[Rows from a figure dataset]
-*-

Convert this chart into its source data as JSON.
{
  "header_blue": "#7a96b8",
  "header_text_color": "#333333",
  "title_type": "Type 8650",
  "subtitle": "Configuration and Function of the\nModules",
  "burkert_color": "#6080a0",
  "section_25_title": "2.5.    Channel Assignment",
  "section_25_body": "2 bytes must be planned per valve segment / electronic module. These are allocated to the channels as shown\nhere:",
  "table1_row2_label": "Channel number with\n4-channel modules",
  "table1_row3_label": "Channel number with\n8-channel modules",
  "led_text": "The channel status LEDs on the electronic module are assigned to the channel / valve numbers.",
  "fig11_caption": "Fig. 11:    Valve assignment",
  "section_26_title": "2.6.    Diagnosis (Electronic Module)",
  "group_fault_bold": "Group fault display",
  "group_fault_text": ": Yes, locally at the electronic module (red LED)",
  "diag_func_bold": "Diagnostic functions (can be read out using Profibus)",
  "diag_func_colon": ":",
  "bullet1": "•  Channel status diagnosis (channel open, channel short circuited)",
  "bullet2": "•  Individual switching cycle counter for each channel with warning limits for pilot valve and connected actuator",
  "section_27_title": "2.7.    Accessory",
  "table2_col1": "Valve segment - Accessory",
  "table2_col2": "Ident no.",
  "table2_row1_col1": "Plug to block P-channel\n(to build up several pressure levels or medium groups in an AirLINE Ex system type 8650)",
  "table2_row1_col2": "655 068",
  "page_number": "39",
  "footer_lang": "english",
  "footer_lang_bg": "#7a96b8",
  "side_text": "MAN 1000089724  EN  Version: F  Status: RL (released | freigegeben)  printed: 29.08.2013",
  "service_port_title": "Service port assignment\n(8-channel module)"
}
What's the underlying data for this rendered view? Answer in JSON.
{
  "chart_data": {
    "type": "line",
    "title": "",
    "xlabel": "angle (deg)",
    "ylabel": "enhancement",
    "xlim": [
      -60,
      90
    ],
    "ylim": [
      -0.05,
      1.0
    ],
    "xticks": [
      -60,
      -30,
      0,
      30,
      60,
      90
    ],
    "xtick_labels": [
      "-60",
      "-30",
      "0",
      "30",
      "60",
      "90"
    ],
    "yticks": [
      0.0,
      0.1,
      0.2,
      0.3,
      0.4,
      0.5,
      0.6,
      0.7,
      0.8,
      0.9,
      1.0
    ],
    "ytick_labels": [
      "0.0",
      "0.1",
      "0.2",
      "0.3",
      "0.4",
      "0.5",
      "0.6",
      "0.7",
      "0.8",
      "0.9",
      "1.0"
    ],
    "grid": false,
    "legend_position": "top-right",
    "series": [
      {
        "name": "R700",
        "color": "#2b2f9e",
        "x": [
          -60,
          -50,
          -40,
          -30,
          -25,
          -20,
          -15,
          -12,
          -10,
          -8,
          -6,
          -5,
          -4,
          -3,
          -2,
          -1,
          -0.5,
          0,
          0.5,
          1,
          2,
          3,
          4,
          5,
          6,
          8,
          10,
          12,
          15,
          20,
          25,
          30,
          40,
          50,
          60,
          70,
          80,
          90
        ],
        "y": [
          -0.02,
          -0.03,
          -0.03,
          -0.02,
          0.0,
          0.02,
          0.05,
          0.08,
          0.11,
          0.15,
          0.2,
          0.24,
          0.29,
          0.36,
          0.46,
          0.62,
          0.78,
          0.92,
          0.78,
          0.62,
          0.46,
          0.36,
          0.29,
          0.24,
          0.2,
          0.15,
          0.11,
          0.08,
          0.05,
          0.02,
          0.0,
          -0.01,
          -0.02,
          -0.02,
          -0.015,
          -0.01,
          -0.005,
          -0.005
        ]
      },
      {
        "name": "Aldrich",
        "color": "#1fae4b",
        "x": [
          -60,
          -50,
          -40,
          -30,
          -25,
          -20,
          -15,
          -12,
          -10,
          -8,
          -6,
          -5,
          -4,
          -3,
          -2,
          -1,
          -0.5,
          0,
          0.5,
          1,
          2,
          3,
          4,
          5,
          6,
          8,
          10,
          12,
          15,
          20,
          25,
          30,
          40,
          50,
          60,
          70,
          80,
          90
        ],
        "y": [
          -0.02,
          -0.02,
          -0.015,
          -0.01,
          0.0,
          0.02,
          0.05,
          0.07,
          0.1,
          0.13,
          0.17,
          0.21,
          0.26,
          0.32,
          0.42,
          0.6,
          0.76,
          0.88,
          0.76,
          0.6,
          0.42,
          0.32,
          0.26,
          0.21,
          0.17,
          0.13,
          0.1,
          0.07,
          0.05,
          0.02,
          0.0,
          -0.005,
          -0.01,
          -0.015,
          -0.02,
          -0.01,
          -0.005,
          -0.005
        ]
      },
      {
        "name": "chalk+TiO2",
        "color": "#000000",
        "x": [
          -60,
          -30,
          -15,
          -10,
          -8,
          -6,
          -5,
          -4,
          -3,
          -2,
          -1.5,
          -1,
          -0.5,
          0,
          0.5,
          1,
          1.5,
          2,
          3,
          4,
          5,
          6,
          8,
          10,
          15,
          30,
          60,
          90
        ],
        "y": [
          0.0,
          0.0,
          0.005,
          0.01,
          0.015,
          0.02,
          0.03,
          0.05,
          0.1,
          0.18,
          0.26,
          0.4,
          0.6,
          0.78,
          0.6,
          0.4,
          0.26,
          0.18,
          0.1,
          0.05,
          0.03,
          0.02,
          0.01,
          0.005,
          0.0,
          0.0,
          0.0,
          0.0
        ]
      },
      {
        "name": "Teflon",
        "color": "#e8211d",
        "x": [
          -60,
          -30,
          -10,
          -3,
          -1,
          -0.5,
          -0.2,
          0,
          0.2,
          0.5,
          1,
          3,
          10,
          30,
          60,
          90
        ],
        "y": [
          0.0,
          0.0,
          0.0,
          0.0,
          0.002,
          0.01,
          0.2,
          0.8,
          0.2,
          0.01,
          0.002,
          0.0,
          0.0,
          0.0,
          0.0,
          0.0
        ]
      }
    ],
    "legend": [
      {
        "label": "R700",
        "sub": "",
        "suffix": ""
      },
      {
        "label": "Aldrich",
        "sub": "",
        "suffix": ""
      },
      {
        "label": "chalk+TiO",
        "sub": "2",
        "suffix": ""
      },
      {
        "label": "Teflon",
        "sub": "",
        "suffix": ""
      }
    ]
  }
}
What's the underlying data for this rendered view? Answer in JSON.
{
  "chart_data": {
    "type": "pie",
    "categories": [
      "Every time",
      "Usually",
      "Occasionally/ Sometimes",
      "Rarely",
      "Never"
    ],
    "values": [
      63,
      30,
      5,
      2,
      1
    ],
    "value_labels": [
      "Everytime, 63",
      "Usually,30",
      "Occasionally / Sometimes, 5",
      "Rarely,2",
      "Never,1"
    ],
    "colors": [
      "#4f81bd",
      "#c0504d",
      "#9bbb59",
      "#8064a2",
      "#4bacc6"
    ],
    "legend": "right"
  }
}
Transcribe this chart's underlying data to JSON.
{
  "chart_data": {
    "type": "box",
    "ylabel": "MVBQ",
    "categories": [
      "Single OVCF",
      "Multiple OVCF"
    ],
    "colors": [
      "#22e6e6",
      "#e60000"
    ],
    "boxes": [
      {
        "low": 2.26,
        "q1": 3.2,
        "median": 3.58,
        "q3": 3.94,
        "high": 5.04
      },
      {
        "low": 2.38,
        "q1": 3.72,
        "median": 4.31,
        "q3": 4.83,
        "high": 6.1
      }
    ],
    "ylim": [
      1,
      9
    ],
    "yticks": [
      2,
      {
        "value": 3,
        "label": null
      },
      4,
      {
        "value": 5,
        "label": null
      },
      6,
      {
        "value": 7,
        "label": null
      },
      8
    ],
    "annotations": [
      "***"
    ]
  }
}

-*-

From the first line to the last, retype the data exactly.

● **Output of the task**:
Convert this chart into its source data as JSON.
{
  "header_blue": "#7a96b8",
  "header_text_color": "#333333",
  "title_type": "Type 8650",
  "subtitle": "Configuration and Function of the\nModules",
  "burkert_color": "#6080a0",
  "section_25_title": "2.5.    Channel Assignment",
  "section_25_body": "2 bytes must be planned per valve segment / electronic module. These are allocated to the channels as shown\nhere:",
  "table1_row2_label": "Channel number with\n4-channel modules",
  "table1_row3_label": "Channel number with\n8-channel modules",
  "led_text": "The channel status LEDs on the electronic module are assigned to the channel / valve numbers.",
  "fig11_caption": "Fig. 11:    Valve assignment",
  "section_26_title": "2.6.    Diagnosis (Electronic Module)",
  "group_fault_bold": "Group fault display",
  "group_fault_text": ": Yes, locally at the electronic module (red LED)",
  "diag_func_bold": "Diagnostic functions (can be read out using Profibus)",
  "diag_func_colon": ":",
  "bullet1": "•  Channel status diagnosis (channel open, channel short circuited)",
  "bullet2": "•  Individual switching cycle counter for each channel with warning limits for pilot valve and connected actuator",
  "section_27_title": "2.7.    Accessory",
  "table2_col1": "Valve segment - Accessory",
  "table2_col2": "Ident no.",
  "table2_row1_col1": "Plug to block P-channel\n(to build up several pressure levels or medium groups in an AirLINE Ex system type 8650)",
  "table2_row1_col2": "655 068",
  "page_number": "39",
  "footer_lang": "english",
  "footer_lang_bg": "#7a96b8",
  "side_text": "MAN 1000089724  EN  Version: F  Status: RL (released | freigegeben)  printed: 29.08.2013",
  "service_port_title": "Service port assignment\n(8-channel module)"
}
What's the underlying data for this rendered view? Answer in JSON.
{
  "chart_data": {
    "type": "line",
    "title": "",
    "xlabel": "angle (deg)",
    "ylabel": "enhancement",
    "xlim": [
      -60,
      90
    ],
    "ylim": [
      -0.05,
      1.0
    ],
    "xticks": [
      -60,
      -30,
      0,
      30,
      60,
      90
    ],
    "xtick_labels": [
      "-60",
      "-30",
      "0",
      "30",
      "60",
      "90"
    ],
    "yticks": [
      0.0,
      0.1,
      0.2,
      0.3,
      0.4,
      0.5,
      0.6,
      0.7,
      0.8,
      0.9,
      1.0
    ],
    "ytick_labels": [
      "0.0",
      "0.1",
      "0.2",
      "0.3",
      "0.4",
      "0.5",
      "0.6",
      "0.7",
      "0.8",
      "0.9",
      "1.0"
    ],
    "grid": false,
    "legend_position": "top-right",
    "series": [
      {
        "name": "R700",
        "color": "#2b2f9e",
        "x": [
          -60,
          -50,
          -40,
          -30,
          -25,
          -20,
          -15,
          -12,
          -10,
          -8,
          -6,
          -5,
          -4,
          -3,
          -2,
          -1,
          -0.5,
          0,
          0.5,
          1,
          2,
          3,
          4,
          5,
          6,
          8,
          10,
          12,
          15,
          20,
          25,
          30,
          40,
          50,
          60,
          70,
          80,
          90
        ],
        "y": [
          -0.02,
          -0.03,
          -0.03,
          -0.02,
          0.0,
          0.02,
          0.05,
          0.08,
          0.11,
          0.15,
          0.2,
          0.24,
          0.29,
          0.36,
          0.46,
          0.62,
          0.78,
          0.92,
          0.78,
          0.62,
          0.46,
          0.36,
          0.29,
          0.24,
          0.2,
          0.15,
          0.11,
          0.08,
          0.05,
          0.02,
          0.0,
          -0.01,
          -0.02,
          -0.02,
          -0.015,
          -0.01,
          -0.005,
          -0.005
        ]
      },
      {
        "name": "Aldrich",
        "color": "#1fae4b",
        "x": [
          -60,
          -50,
          -40,
          -30,
          -25,
          -20,
          -15,
          -12,
          -10,
          -8,
          -6,
          -5,
          -4,
          -3,
          -2,
          -1,
          -0.5,
          0,
          0.5,
          1,
          2,
          3,
          4,
          5,
          6,
          8,
          10,
          12,
          15,
          20,
          25,
          30,
          40,
          50,
          60,
          70,
          80,
          90
        ],
        "y": [
          -0.02,
          -0.02,
          -0.015,
          -0.01,
          0.0,
          0.02,
          0.05,
          0.07,
          0.1,
          0.13,
          0.17,
          0.21,
          0.26,
          0.32,
          0.42,
          0.6,
          0.76,
          0.88,
          0.76,
          0.6,
          0.42,
          0.32,
          0.26,
          0.21,
          0.17,
          0.13,
          0.1,
          0.07,
          0.05,
          0.02,
          0.0,
          -0.005,
          -0.01,
          -0.015,
          -0.02,
          -0.01,
          -0.005,
          -0.005
        ]
      },
      {
        "name": "chalk+TiO2",
        "color": "#000000",
        "x": [
          -60,
          -30,
          -15,
          -10,
          -8,
          -6,
          -5,
          -4,
          -3,
          -2,
          -1.5,
          -1,
          -0.5,
          0,
          0.5,
          1,
          1.5,
          2,
          3,
          4,
          5,
          6,
          8,
          10,
          15,
          30,
          60,
          90
        ],
        "y": [
          0.0,
          0.0,
          0.005,
          0.01,
          0.015,
          0.02,
          0.03,
          0.05,
          0.1,
          0.18,
          0.26,
          0.4,
          0.6,
          0.78,
          0.6,
          0.4,
          0.26,
          0.18,
          0.1,
          0.05,
          0.03,
          0.02,
          0.01,
          0.005,
          0.0,
          0.0,
          0.0,
          0.0
        ]
      },
      {
        "name": "Teflon",
        "color": "#e8211d",
        "x": [
          -60,
          -30,
          -10,
          -3,
          -1,
          -0.5,
          -0.2,
          0,
          0.2,
          0.5,
          1,
          3,
          10,
          30,
          60,
          90
        ],
        "y": [
          0.0,
          0.0,
          0.0,
          0.0,
          0.002,
          0.01,
          0.2,
          0.8,
          0.2,
          0.01,
          0.002,
          0.0,
          0.0,
          0.0,
          0.0,
          0.0
        ]
      }
    ],
    "legend": [
      {
        "label": "R700",
        "sub": "",
        "suffix": ""
      },
      {
        "label": "Aldrich",
        "sub": "",
        "suffix": ""
      },
      {
        "label": "chalk+TiO",
        "sub": "2",
        "suffix": ""
      },
      {
        "label": "Teflon",
        "sub": "",
        "suffix": ""
      }
    ]
  }
}
What's the underlying data for this rendered view? Answer in JSON.
{
  "chart_data": {
    "type": "pie",
    "categories": [
      "Every time",
      "Usually",
      "Occasionally/ Sometimes",
      "Rarely",
      "Never"
    ],
    "values": [
      63,
      30,
      5,
      2,
      1
    ],
    "value_labels": [
      "Everytime, 63",
      "Usually,30",
      "Occasionally / Sometimes, 5",
      "Rarely,2",
      "Never,1"
    ],
    "colors": [
      "#4f81bd",
      "#c0504d",
      "#9bbb59",
      "#8064a2",
      "#4bacc6"
    ],
    "legend": "right"
  }
}
Transcribe this chart's underlying data to JSON.
{
  "chart_data": {
    "type": "box",
    "ylabel": "MVBQ",
    "categories": [
      "Single OVCF",
      "Multiple OVCF"
    ],
    "colors": [
      "#22e6e6",
      "#e60000"
    ],
    "boxes": [
      {
        "low": 2.26,
        "q1": 3.2,
        "median": 3.58,
        "q3": 3.94,
        "high": 5.04
      },
      {
        "low": 2.38,
        "q1": 3.72,
        "median": 4.31,
        "q3": 4.83,
        "high": 6.1
      }
    ],
    "ylim": [
      1,
      9
    ],
    "yticks": [
      2,
      {
        "value": 3,
        "label": null
      },
      4,
      {
        "value": 5,
        "label": null
      },
      6,
      {
        "value": 7,
        "label": null
      },
      8
    ],
    "annotations": [
      "***"
    ]
  }
}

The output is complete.